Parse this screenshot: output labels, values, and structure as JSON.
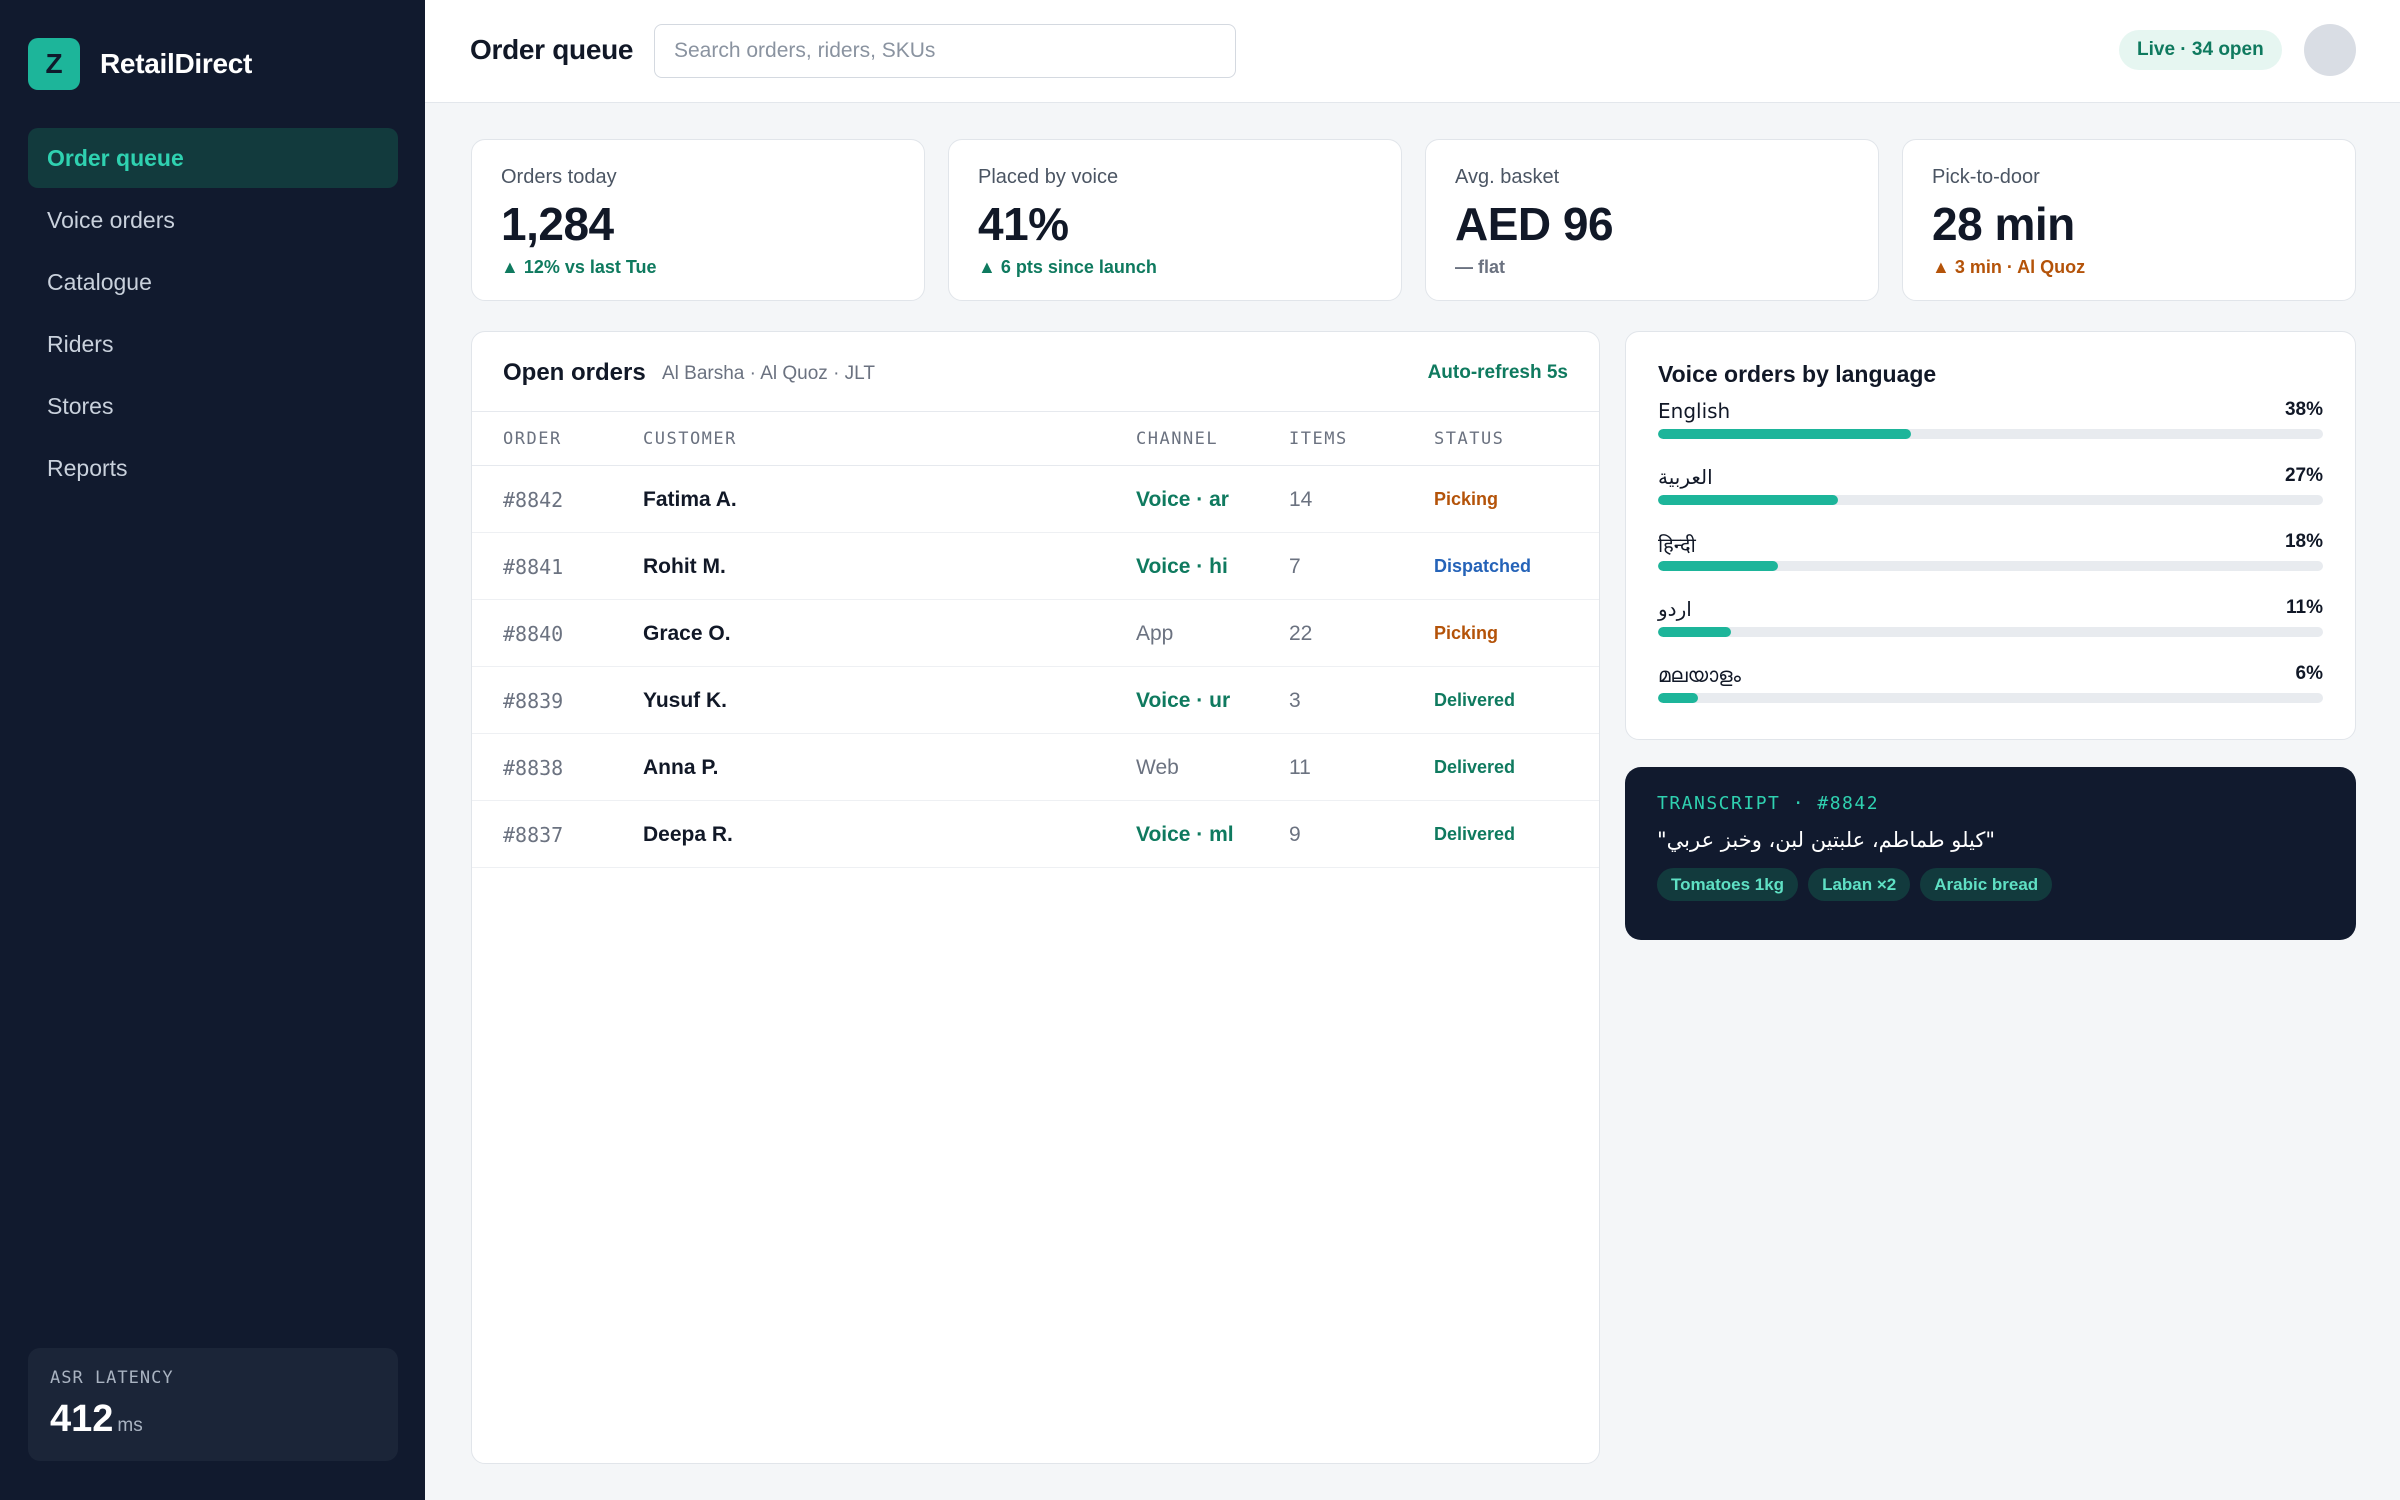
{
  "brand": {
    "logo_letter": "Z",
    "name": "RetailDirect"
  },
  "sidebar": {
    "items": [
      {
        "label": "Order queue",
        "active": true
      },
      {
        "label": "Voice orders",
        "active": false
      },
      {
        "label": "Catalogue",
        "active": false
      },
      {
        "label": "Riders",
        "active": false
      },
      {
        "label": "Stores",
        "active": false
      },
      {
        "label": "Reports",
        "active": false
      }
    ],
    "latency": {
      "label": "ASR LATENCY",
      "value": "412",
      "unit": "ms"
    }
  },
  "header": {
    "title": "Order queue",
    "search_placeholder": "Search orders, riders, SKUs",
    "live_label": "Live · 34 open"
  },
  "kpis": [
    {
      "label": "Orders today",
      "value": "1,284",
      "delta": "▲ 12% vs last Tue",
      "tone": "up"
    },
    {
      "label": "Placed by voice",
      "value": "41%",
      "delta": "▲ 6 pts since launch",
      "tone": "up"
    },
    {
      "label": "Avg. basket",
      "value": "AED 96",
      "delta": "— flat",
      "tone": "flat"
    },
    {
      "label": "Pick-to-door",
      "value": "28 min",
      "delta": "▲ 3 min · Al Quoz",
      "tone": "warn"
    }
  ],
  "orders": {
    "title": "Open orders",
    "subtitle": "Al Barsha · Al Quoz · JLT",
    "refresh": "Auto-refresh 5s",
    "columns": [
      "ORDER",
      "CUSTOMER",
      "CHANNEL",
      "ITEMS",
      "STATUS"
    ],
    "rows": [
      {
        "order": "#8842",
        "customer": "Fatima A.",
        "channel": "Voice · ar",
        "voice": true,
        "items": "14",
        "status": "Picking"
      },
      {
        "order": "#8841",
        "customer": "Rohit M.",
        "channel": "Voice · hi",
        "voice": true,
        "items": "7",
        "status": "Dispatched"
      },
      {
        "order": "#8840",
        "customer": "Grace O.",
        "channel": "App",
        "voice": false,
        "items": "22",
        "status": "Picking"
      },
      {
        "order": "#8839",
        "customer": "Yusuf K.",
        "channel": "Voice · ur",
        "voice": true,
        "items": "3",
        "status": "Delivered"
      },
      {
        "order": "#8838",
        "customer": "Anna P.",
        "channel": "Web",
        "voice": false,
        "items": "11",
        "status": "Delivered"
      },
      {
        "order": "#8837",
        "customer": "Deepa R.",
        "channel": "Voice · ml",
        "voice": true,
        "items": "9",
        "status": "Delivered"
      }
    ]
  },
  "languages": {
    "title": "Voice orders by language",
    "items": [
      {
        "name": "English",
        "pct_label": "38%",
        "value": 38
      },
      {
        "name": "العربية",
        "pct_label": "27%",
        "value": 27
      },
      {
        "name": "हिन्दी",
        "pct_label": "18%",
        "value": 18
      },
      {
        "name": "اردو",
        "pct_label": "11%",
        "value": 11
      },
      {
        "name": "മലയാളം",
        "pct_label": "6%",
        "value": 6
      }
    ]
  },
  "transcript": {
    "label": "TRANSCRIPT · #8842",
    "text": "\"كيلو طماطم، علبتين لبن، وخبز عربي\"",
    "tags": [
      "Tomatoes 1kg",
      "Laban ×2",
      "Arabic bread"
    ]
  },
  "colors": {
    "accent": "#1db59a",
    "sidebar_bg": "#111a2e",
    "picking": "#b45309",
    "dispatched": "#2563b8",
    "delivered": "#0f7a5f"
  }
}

++++++++++++++++++++

Short exercise:
Only a number is expected here: the count of lines in the listing that hold the string "Quoz".

In response:
2